▸ PROBLEM DETAILS
Write out all of the records exactly once more and skip the images.

▸ RECORDS SHOWN
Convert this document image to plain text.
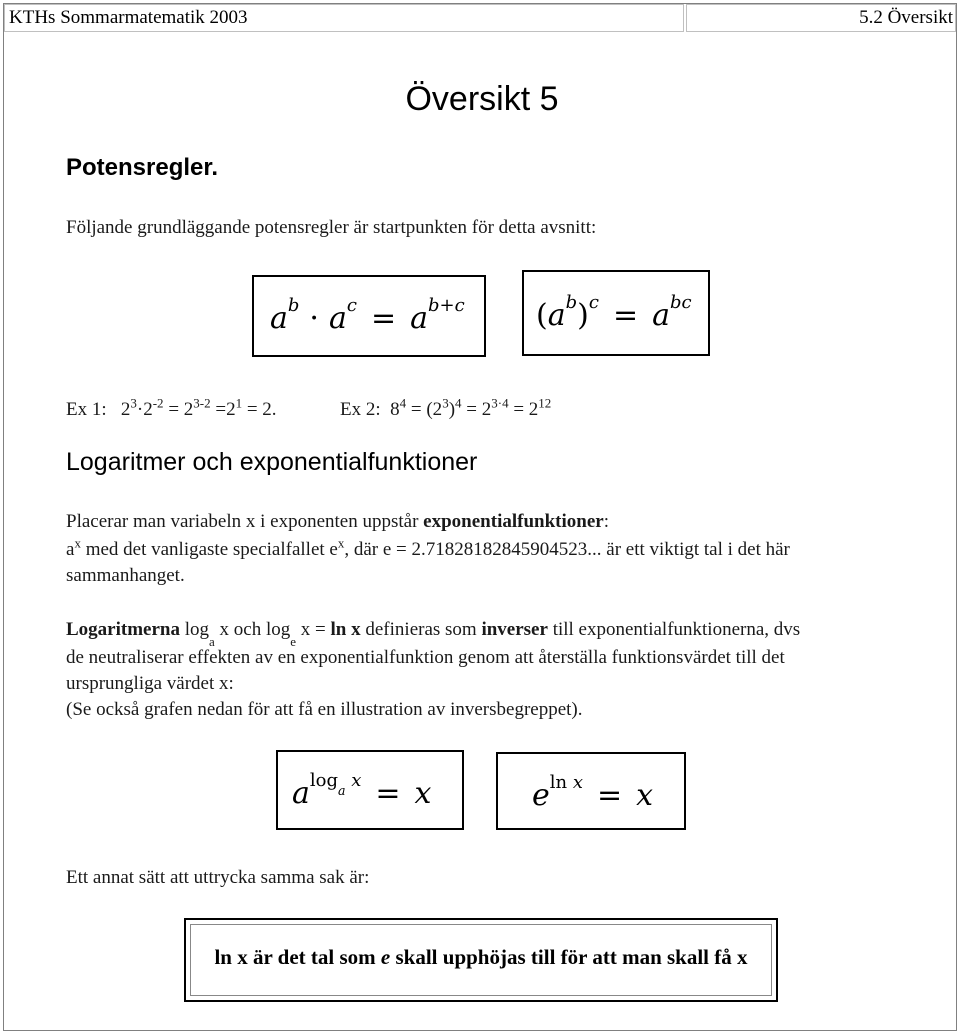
KTHs Sommarmatematik 2003	5.2 Översikt
Översikt 5
Potensregler.
Följande grundläggande potensregler är startpunkten för detta avsnitt:
$a^b \cdot a^c = a^{b+c}$ $(a^b)^c = a^{bc}$
Ex 1:   $2^3\cdot 2^{-2} = 2^{3-2} =2^1 = 2$.	Ex 2:  $8^4 = (2^3)^4 = 2^{3\cdot 4} = 2^{12}$
Logaritmer och exponentialfunktioner
Placerar man variabeln x i exponenten uppstår exponentialfunktioner:
$a^x$ med det vanligaste specialfallet $e^x$, där e = 2.71828182845904523... är ett viktigt tal i det här
sammanhanget.
Logaritmerna $\log_a x$ och $\log_e x = \ln x$ definieras som inverser till exponentialfunktionerna, dvs
de neutraliserar effekten av en exponentialfunktion genom att återställa funktionsvärdet till det
ursprungliga värdet x:
(Se också grafen nedan för att få en illustration av inversbegreppet).
$a^{log_a x} = x$	$e^{ln x} = x$
Ett annat sätt att uttrycka samma sak är:
ln x är det tal som e skall upphöjas till för att man skall få x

▸ TASK RESPONSE
Convert this document image to plain text.
KTHs Sommarmatematik 2003	5.2 Översikt
Översikt 5
Potensregler.
Följande grundläggande potensregler är startpunkten för detta avsnitt:
$a^b \cdot a^c = a^{b+c}$ $(a^b)^c = a^{bc}$
Ex 1:   $2^3\cdot 2^{-2} = 2^{3-2} =2^1 = 2$.	Ex 2:  $8^4 = (2^3)^4 = 2^{3\cdot 4} = 2^{12}$
Logaritmer och exponentialfunktioner
Placerar man variabeln x i exponenten uppstår exponentialfunktioner:
$a^x$ med det vanligaste specialfallet $e^x$, där e = 2.71828182845904523... är ett viktigt tal i det här
sammanhanget.
Logaritmerna $\log_a x$ och $\log_e x = \ln x$ definieras som inverser till exponentialfunktionerna, dvs
de neutraliserar effekten av en exponentialfunktion genom att återställa funktionsvärdet till det
ursprungliga värdet x:
(Se också grafen nedan för att få en illustration av inversbegreppet).
$a^{log_a x} = x$	$e^{ln x} = x$
Ett annat sätt att uttrycka samma sak är:
ln x är det tal som e skall upphöjas till för att man skall få x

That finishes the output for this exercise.